__Objective__:
State how many lines of the records contain the string "Available". Give the number alone.

Dataset listings of figures
-=-=-

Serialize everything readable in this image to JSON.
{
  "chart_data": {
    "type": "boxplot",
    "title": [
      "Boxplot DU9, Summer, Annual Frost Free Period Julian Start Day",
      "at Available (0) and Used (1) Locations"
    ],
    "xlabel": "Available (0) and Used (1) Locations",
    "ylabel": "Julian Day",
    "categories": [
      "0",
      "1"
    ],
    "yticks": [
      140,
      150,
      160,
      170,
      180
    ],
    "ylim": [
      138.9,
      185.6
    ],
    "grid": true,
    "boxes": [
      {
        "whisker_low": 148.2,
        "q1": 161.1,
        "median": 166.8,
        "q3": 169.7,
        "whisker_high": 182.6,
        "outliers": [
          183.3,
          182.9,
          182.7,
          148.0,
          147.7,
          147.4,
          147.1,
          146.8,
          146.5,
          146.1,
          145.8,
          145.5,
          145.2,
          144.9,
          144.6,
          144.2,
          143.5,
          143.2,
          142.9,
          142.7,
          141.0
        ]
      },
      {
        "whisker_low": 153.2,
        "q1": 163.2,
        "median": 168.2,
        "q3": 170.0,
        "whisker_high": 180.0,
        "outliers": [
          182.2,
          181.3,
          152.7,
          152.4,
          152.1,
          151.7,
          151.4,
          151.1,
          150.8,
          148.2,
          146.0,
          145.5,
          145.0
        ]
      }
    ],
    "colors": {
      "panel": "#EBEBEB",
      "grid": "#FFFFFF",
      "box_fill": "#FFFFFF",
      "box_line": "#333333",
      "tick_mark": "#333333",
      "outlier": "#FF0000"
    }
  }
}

-=-=-

__Solution for this exercise__:
2